**Material shown:**
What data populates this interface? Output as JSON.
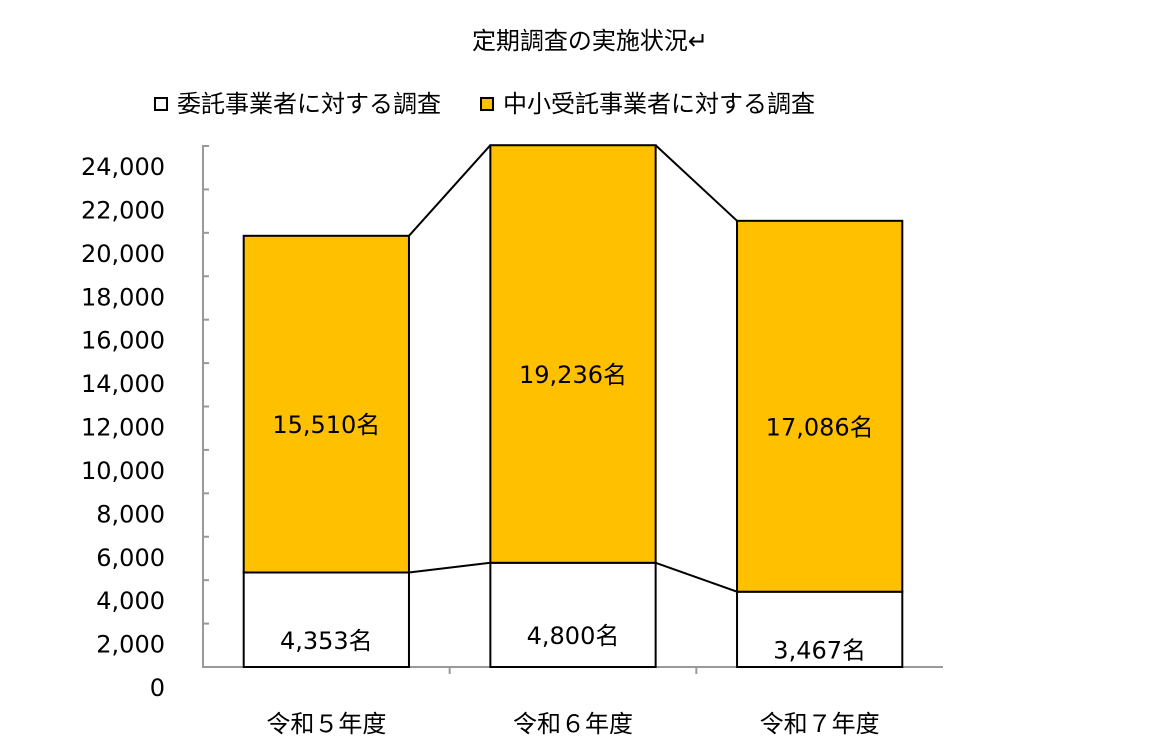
{
  "chart_data": {
    "type": "stacked-bar",
    "title": "定期調査の実施状況↵",
    "categories": [
      "令和５年度",
      "令和６年度",
      "令和７年度"
    ],
    "series": [
      {
        "name": "委託事業者に対する調査",
        "color": "#ffffff",
        "values": [
          4353,
          4800,
          3467
        ],
        "value_labels": [
          "4,353名",
          "4,800名",
          "3,467名"
        ]
      },
      {
        "name": "中小受託事業者に対する調査",
        "color": "#ffc000",
        "values": [
          15510,
          19236,
          17086
        ],
        "value_labels": [
          "15,510名",
          "19,236名",
          "17,086名"
        ]
      }
    ],
    "ylim": [
      0,
      24000
    ],
    "yticks": [
      0,
      {
        "value": 2000,
        "label": "2,000"
      },
      {
        "value": 4000,
        "label": "4,000"
      },
      {
        "value": 6000,
        "label": "6,000"
      },
      {
        "value": 8000,
        "label": "8,000"
      },
      {
        "value": 10000,
        "label": "10,000"
      },
      {
        "value": 12000,
        "label": "12,000"
      },
      {
        "value": 14000,
        "label": "14,000"
      },
      {
        "value": 16000,
        "label": "16,000"
      },
      {
        "value": 18000,
        "label": "18,000"
      },
      {
        "value": 20000,
        "label": "20,000"
      },
      {
        "value": 22000,
        "label": "22,000"
      },
      {
        "value": 24000,
        "label": "24,000"
      }
    ],
    "legend": "top"
  }
}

**Task brief:**
Give all the entries again exactly, dropping each picture.

**Result of this exercise:**
What data populates this interface? Output as JSON.
{
  "chart_data": {
    "type": "stacked-bar",
    "title": "定期調査の実施状況↵",
    "categories": [
      "令和５年度",
      "令和６年度",
      "令和７年度"
    ],
    "series": [
      {
        "name": "委託事業者に対する調査",
        "color": "#ffffff",
        "values": [
          4353,
          4800,
          3467
        ],
        "value_labels": [
          "4,353名",
          "4,800名",
          "3,467名"
        ]
      },
      {
        "name": "中小受託事業者に対する調査",
        "color": "#ffc000",
        "values": [
          15510,
          19236,
          17086
        ],
        "value_labels": [
          "15,510名",
          "19,236名",
          "17,086名"
        ]
      }
    ],
    "ylim": [
      0,
      24000
    ],
    "yticks": [
      0,
      {
        "value": 2000,
        "label": "2,000"
      },
      {
        "value": 4000,
        "label": "4,000"
      },
      {
        "value": 6000,
        "label": "6,000"
      },
      {
        "value": 8000,
        "label": "8,000"
      },
      {
        "value": 10000,
        "label": "10,000"
      },
      {
        "value": 12000,
        "label": "12,000"
      },
      {
        "value": 14000,
        "label": "14,000"
      },
      {
        "value": 16000,
        "label": "16,000"
      },
      {
        "value": 18000,
        "label": "18,000"
      },
      {
        "value": 20000,
        "label": "20,000"
      },
      {
        "value": 22000,
        "label": "22,000"
      },
      {
        "value": 24000,
        "label": "24,000"
      }
    ],
    "legend": "top"
  }
}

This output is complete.